▸ **EXCERPTED RECORDS**

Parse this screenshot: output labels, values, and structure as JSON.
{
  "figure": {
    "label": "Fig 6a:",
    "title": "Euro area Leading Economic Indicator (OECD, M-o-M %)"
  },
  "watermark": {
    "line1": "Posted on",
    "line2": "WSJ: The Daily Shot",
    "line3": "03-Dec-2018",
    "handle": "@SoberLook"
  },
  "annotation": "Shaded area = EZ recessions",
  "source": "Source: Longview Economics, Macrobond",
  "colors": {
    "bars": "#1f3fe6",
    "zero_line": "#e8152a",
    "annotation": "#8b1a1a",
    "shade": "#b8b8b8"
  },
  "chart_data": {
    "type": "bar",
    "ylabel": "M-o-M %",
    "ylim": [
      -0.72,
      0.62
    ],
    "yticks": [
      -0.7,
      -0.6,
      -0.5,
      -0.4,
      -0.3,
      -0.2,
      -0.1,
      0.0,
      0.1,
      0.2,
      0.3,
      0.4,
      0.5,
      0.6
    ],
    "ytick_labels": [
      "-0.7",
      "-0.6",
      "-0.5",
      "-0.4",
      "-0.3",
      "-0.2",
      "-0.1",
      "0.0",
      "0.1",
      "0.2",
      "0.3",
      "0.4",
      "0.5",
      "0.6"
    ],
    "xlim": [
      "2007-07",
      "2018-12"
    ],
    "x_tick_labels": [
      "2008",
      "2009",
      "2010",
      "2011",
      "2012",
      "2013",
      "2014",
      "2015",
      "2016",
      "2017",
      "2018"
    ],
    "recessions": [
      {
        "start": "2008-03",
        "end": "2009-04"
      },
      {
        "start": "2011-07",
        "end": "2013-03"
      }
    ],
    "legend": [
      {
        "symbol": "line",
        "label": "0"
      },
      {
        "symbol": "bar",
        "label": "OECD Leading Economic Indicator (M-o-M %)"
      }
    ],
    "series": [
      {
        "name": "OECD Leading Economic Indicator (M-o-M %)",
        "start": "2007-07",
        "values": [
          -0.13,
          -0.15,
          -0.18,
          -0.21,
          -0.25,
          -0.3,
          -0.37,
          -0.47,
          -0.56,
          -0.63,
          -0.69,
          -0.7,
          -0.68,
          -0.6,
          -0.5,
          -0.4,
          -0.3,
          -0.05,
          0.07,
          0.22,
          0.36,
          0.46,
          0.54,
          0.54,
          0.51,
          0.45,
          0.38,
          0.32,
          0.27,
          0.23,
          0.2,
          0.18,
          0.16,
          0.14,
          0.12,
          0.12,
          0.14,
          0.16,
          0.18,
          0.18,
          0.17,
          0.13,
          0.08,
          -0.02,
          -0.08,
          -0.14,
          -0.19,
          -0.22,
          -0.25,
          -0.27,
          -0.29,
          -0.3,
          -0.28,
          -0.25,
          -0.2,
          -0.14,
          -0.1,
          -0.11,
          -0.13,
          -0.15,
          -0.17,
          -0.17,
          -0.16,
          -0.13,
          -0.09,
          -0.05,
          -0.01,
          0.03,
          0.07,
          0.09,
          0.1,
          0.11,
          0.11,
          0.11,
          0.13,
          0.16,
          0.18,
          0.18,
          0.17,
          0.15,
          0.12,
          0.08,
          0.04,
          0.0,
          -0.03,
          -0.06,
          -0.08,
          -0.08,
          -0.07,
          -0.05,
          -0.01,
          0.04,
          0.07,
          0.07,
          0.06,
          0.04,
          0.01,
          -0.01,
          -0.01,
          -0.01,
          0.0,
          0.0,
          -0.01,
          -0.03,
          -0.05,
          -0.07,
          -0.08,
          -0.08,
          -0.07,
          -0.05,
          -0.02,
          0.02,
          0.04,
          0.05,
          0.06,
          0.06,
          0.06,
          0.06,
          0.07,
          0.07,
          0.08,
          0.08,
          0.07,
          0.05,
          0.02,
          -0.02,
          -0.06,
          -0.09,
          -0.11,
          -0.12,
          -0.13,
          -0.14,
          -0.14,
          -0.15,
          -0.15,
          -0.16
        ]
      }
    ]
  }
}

▸ **TASK REQUIREMENTS**
Without leaving anything out, quote all the data.

▸ **SOLUTION TO THIS TASK**
Parse this screenshot: output labels, values, and structure as JSON.
{
  "figure": {
    "label": "Fig 6a:",
    "title": "Euro area Leading Economic Indicator (OECD, M-o-M %)"
  },
  "watermark": {
    "line1": "Posted on",
    "line2": "WSJ: The Daily Shot",
    "line3": "03-Dec-2018",
    "handle": "@SoberLook"
  },
  "annotation": "Shaded area = EZ recessions",
  "source": "Source: Longview Economics, Macrobond",
  "colors": {
    "bars": "#1f3fe6",
    "zero_line": "#e8152a",
    "annotation": "#8b1a1a",
    "shade": "#b8b8b8"
  },
  "chart_data": {
    "type": "bar",
    "ylabel": "M-o-M %",
    "ylim": [
      -0.72,
      0.62
    ],
    "yticks": [
      -0.7,
      -0.6,
      -0.5,
      -0.4,
      -0.3,
      -0.2,
      -0.1,
      0.0,
      0.1,
      0.2,
      0.3,
      0.4,
      0.5,
      0.6
    ],
    "ytick_labels": [
      "-0.7",
      "-0.6",
      "-0.5",
      "-0.4",
      "-0.3",
      "-0.2",
      "-0.1",
      "0.0",
      "0.1",
      "0.2",
      "0.3",
      "0.4",
      "0.5",
      "0.6"
    ],
    "xlim": [
      "2007-07",
      "2018-12"
    ],
    "x_tick_labels": [
      "2008",
      "2009",
      "2010",
      "2011",
      "2012",
      "2013",
      "2014",
      "2015",
      "2016",
      "2017",
      "2018"
    ],
    "recessions": [
      {
        "start": "2008-03",
        "end": "2009-04"
      },
      {
        "start": "2011-07",
        "end": "2013-03"
      }
    ],
    "legend": [
      {
        "symbol": "line",
        "label": "0"
      },
      {
        "symbol": "bar",
        "label": "OECD Leading Economic Indicator (M-o-M %)"
      }
    ],
    "series": [
      {
        "name": "OECD Leading Economic Indicator (M-o-M %)",
        "start": "2007-07",
        "values": [
          -0.13,
          -0.15,
          -0.18,
          -0.21,
          -0.25,
          -0.3,
          -0.37,
          -0.47,
          -0.56,
          -0.63,
          -0.69,
          -0.7,
          -0.68,
          -0.6,
          -0.5,
          -0.4,
          -0.3,
          -0.05,
          0.07,
          0.22,
          0.36,
          0.46,
          0.54,
          0.54,
          0.51,
          0.45,
          0.38,
          0.32,
          0.27,
          0.23,
          0.2,
          0.18,
          0.16,
          0.14,
          0.12,
          0.12,
          0.14,
          0.16,
          0.18,
          0.18,
          0.17,
          0.13,
          0.08,
          -0.02,
          -0.08,
          -0.14,
          -0.19,
          -0.22,
          -0.25,
          -0.27,
          -0.29,
          -0.3,
          -0.28,
          -0.25,
          -0.2,
          -0.14,
          -0.1,
          -0.11,
          -0.13,
          -0.15,
          -0.17,
          -0.17,
          -0.16,
          -0.13,
          -0.09,
          -0.05,
          -0.01,
          0.03,
          0.07,
          0.09,
          0.1,
          0.11,
          0.11,
          0.11,
          0.13,
          0.16,
          0.18,
          0.18,
          0.17,
          0.15,
          0.12,
          0.08,
          0.04,
          0.0,
          -0.03,
          -0.06,
          -0.08,
          -0.08,
          -0.07,
          -0.05,
          -0.01,
          0.04,
          0.07,
          0.07,
          0.06,
          0.04,
          0.01,
          -0.01,
          -0.01,
          -0.01,
          0.0,
          0.0,
          -0.01,
          -0.03,
          -0.05,
          -0.07,
          -0.08,
          -0.08,
          -0.07,
          -0.05,
          -0.02,
          0.02,
          0.04,
          0.05,
          0.06,
          0.06,
          0.06,
          0.06,
          0.07,
          0.07,
          0.08,
          0.08,
          0.07,
          0.05,
          0.02,
          -0.02,
          -0.06,
          -0.09,
          -0.11,
          -0.12,
          -0.13,
          -0.14,
          -0.14,
          -0.15,
          -0.15,
          -0.16
        ]
      }
    ]
  }
}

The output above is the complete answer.